* **Exercise requirements**: Using the material below, copy every line where "Permitir" appears.

* **Given information**:
━━━━━━

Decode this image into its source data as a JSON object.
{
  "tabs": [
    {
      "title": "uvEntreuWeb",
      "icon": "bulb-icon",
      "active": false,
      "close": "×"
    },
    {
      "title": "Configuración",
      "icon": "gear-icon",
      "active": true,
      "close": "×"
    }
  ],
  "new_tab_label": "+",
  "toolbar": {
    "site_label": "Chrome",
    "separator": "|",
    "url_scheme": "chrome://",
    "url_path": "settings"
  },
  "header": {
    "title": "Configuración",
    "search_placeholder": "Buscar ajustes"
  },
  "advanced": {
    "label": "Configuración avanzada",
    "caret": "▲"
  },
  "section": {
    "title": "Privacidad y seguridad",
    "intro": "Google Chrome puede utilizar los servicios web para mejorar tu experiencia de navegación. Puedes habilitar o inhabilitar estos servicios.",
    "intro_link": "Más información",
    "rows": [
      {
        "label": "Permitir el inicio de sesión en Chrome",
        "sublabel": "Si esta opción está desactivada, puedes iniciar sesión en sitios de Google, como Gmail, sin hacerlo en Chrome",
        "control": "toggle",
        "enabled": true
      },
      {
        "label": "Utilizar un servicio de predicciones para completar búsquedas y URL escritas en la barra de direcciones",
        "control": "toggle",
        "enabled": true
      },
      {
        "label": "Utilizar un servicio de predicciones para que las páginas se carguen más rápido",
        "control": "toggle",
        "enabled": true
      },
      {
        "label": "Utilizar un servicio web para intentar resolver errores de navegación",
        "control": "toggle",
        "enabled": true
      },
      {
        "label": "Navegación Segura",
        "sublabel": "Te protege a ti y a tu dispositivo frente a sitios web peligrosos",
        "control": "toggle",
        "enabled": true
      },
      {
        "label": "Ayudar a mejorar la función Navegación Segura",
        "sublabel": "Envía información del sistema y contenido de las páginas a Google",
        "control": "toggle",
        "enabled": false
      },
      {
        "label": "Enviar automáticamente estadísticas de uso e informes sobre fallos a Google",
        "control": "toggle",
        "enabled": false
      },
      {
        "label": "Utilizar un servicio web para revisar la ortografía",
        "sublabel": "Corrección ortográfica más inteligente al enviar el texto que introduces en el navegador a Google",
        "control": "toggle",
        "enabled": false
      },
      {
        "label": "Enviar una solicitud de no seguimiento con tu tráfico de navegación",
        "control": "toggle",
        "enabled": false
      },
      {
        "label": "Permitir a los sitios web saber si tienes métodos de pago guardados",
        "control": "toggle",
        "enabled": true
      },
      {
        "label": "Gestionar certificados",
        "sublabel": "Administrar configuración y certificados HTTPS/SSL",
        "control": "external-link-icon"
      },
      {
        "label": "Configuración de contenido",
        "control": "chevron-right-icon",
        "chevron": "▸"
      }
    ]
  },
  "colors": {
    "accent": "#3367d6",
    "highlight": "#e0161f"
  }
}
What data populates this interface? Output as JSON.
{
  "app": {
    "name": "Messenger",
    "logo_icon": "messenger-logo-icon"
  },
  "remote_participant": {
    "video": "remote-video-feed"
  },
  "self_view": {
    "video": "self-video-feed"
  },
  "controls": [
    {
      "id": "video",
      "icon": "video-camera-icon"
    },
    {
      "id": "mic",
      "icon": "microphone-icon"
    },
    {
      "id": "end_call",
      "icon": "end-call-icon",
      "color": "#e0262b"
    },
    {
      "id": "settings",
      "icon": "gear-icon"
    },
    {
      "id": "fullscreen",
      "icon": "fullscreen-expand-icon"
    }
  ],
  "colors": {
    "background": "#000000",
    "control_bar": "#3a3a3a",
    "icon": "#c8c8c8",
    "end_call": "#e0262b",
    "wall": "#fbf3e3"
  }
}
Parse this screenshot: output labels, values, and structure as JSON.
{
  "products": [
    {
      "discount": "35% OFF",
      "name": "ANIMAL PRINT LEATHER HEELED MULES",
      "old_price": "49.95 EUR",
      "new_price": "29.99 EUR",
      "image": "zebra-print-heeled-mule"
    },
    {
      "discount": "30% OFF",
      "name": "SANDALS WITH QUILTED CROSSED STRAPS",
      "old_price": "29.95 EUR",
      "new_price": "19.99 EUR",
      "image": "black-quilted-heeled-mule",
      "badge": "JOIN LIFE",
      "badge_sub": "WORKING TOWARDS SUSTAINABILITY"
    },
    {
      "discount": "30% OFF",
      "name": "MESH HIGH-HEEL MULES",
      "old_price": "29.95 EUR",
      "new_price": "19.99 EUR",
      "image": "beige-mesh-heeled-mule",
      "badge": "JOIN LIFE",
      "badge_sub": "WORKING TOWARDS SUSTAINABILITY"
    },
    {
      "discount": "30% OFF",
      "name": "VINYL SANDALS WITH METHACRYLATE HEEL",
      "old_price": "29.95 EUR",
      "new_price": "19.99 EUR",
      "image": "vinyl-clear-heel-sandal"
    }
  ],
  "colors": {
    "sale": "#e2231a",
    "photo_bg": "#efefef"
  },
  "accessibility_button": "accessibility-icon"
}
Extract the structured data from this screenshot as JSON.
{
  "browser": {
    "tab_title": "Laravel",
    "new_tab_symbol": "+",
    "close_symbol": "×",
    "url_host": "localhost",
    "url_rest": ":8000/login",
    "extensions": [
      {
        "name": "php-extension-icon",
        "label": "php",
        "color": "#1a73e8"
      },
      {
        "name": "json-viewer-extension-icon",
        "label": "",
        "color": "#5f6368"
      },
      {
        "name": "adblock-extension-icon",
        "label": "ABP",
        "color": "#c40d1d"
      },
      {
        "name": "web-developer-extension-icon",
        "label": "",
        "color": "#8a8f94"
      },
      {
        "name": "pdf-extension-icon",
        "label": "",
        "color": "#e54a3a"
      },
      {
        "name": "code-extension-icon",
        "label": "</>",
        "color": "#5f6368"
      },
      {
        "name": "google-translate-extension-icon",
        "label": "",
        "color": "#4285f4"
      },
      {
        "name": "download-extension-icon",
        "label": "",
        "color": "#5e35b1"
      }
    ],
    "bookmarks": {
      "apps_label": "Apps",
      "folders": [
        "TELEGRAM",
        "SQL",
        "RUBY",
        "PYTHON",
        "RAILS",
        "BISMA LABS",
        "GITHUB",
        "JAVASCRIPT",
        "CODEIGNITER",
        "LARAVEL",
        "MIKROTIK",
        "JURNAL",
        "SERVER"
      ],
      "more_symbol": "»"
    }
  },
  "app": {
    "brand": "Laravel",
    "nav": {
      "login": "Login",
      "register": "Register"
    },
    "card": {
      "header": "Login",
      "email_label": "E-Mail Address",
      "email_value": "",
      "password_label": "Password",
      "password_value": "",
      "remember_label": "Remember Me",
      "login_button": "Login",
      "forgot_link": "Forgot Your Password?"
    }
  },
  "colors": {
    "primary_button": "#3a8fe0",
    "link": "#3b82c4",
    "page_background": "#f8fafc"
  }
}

━━━━━━

* **Output**:
        "label": "Permitir el inicio de sesión en Chrome",
        "label": "Permitir a los sitios web saber si tienes métodos de pago guardados",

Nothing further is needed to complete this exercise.